▶ **Extracted entries**
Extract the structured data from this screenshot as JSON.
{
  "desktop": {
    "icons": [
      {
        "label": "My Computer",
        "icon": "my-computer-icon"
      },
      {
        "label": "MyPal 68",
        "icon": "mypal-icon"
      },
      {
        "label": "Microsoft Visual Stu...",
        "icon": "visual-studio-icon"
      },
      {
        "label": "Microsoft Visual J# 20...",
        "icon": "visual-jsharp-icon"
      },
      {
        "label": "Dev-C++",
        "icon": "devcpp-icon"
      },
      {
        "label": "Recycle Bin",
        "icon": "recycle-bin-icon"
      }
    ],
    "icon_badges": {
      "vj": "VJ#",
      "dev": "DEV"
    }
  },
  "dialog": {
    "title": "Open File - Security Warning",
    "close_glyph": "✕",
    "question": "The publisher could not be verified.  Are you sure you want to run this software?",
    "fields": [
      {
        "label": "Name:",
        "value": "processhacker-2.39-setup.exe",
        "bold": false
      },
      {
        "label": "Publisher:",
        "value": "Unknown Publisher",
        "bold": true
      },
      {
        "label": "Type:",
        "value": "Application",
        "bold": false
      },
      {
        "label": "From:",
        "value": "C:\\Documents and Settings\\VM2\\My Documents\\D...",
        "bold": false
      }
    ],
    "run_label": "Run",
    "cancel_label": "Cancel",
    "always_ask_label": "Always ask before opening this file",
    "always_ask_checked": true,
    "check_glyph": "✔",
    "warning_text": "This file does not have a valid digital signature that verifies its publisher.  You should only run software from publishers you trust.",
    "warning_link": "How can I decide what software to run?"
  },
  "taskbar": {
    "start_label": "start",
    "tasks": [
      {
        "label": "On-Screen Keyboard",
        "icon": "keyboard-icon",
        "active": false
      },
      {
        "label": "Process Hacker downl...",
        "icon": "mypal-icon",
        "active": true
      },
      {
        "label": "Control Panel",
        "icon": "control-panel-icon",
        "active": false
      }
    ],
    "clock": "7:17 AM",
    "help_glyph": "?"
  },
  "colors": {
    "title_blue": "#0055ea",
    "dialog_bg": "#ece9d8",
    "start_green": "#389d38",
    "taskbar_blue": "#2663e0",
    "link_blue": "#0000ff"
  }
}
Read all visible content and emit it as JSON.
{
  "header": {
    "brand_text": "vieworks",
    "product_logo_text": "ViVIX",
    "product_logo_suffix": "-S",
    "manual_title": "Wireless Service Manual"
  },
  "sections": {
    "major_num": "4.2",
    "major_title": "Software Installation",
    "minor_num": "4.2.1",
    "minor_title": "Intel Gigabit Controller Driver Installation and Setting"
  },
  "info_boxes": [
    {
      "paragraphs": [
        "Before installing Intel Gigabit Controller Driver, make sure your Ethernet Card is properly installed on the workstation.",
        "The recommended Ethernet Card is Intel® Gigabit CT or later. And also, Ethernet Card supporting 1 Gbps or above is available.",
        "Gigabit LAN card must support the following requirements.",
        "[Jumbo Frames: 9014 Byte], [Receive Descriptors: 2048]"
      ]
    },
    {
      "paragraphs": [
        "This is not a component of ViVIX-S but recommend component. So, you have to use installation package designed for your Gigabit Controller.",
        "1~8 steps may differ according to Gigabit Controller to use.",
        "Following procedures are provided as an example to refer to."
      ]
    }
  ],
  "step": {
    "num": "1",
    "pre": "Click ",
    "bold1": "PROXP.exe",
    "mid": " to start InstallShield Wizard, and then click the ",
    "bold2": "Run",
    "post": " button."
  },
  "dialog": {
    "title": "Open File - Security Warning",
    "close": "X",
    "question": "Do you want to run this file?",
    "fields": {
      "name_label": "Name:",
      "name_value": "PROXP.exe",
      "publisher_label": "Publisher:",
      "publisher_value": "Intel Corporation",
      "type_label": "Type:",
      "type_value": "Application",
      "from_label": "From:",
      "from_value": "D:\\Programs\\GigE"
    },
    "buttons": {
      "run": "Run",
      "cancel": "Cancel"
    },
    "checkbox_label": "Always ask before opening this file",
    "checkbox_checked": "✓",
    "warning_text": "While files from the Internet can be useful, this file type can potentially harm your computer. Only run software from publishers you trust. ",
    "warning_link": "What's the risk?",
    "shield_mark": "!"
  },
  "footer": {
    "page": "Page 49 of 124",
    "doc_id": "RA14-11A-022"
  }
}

▶ **Given instruction**
Would you copy out each line exactly as written?

▶ **Correct answer**
Extract the structured data from this screenshot as JSON.
{
  "desktop": {
    "icons": [
      {
        "label": "My Computer",
        "icon": "my-computer-icon"
      },
      {
        "label": "MyPal 68",
        "icon": "mypal-icon"
      },
      {
        "label": "Microsoft Visual Stu...",
        "icon": "visual-studio-icon"
      },
      {
        "label": "Microsoft Visual J# 20...",
        "icon": "visual-jsharp-icon"
      },
      {
        "label": "Dev-C++",
        "icon": "devcpp-icon"
      },
      {
        "label": "Recycle Bin",
        "icon": "recycle-bin-icon"
      }
    ],
    "icon_badges": {
      "vj": "VJ#",
      "dev": "DEV"
    }
  },
  "dialog": {
    "title": "Open File - Security Warning",
    "close_glyph": "✕",
    "question": "The publisher could not be verified.  Are you sure you want to run this software?",
    "fields": [
      {
        "label": "Name:",
        "value": "processhacker-2.39-setup.exe",
        "bold": false
      },
      {
        "label": "Publisher:",
        "value": "Unknown Publisher",
        "bold": true
      },
      {
        "label": "Type:",
        "value": "Application",
        "bold": false
      },
      {
        "label": "From:",
        "value": "C:\\Documents and Settings\\VM2\\My Documents\\D...",
        "bold": false
      }
    ],
    "run_label": "Run",
    "cancel_label": "Cancel",
    "always_ask_label": "Always ask before opening this file",
    "always_ask_checked": true,
    "check_glyph": "✔",
    "warning_text": "This file does not have a valid digital signature that verifies its publisher.  You should only run software from publishers you trust.",
    "warning_link": "How can I decide what software to run?"
  },
  "taskbar": {
    "start_label": "start",
    "tasks": [
      {
        "label": "On-Screen Keyboard",
        "icon": "keyboard-icon",
        "active": false
      },
      {
        "label": "Process Hacker downl...",
        "icon": "mypal-icon",
        "active": true
      },
      {
        "label": "Control Panel",
        "icon": "control-panel-icon",
        "active": false
      }
    ],
    "clock": "7:17 AM",
    "help_glyph": "?"
  },
  "colors": {
    "title_blue": "#0055ea",
    "dialog_bg": "#ece9d8",
    "start_green": "#389d38",
    "taskbar_blue": "#2663e0",
    "link_blue": "#0000ff"
  }
}
Read all visible content and emit it as JSON.
{
  "header": {
    "brand_text": "vieworks",
    "product_logo_text": "ViVIX",
    "product_logo_suffix": "-S",
    "manual_title": "Wireless Service Manual"
  },
  "sections": {
    "major_num": "4.2",
    "major_title": "Software Installation",
    "minor_num": "4.2.1",
    "minor_title": "Intel Gigabit Controller Driver Installation and Setting"
  },
  "info_boxes": [
    {
      "paragraphs": [
        "Before installing Intel Gigabit Controller Driver, make sure your Ethernet Card is properly installed on the workstation.",
        "The recommended Ethernet Card is Intel® Gigabit CT or later. And also, Ethernet Card supporting 1 Gbps or above is available.",
        "Gigabit LAN card must support the following requirements.",
        "[Jumbo Frames: 9014 Byte], [Receive Descriptors: 2048]"
      ]
    },
    {
      "paragraphs": [
        "This is not a component of ViVIX-S but recommend component. So, you have to use installation package designed for your Gigabit Controller.",
        "1~8 steps may differ according to Gigabit Controller to use.",
        "Following procedures are provided as an example to refer to."
      ]
    }
  ],
  "step": {
    "num": "1",
    "pre": "Click ",
    "bold1": "PROXP.exe",
    "mid": " to start InstallShield Wizard, and then click the ",
    "bold2": "Run",
    "post": " button."
  },
  "dialog": {
    "title": "Open File - Security Warning",
    "close": "X",
    "question": "Do you want to run this file?",
    "fields": {
      "name_label": "Name:",
      "name_value": "PROXP.exe",
      "publisher_label": "Publisher:",
      "publisher_value": "Intel Corporation",
      "type_label": "Type:",
      "type_value": "Application",
      "from_label": "From:",
      "from_value": "D:\\Programs\\GigE"
    },
    "buttons": {
      "run": "Run",
      "cancel": "Cancel"
    },
    "checkbox_label": "Always ask before opening this file",
    "checkbox_checked": "✓",
    "warning_text": "While files from the Internet can be useful, this file type can potentially harm your computer. Only run software from publishers you trust. ",
    "warning_link": "What's the risk?",
    "shield_mark": "!"
  },
  "footer": {
    "page": "Page 49 of 124",
    "doc_id": "RA14-11A-022"
  }
}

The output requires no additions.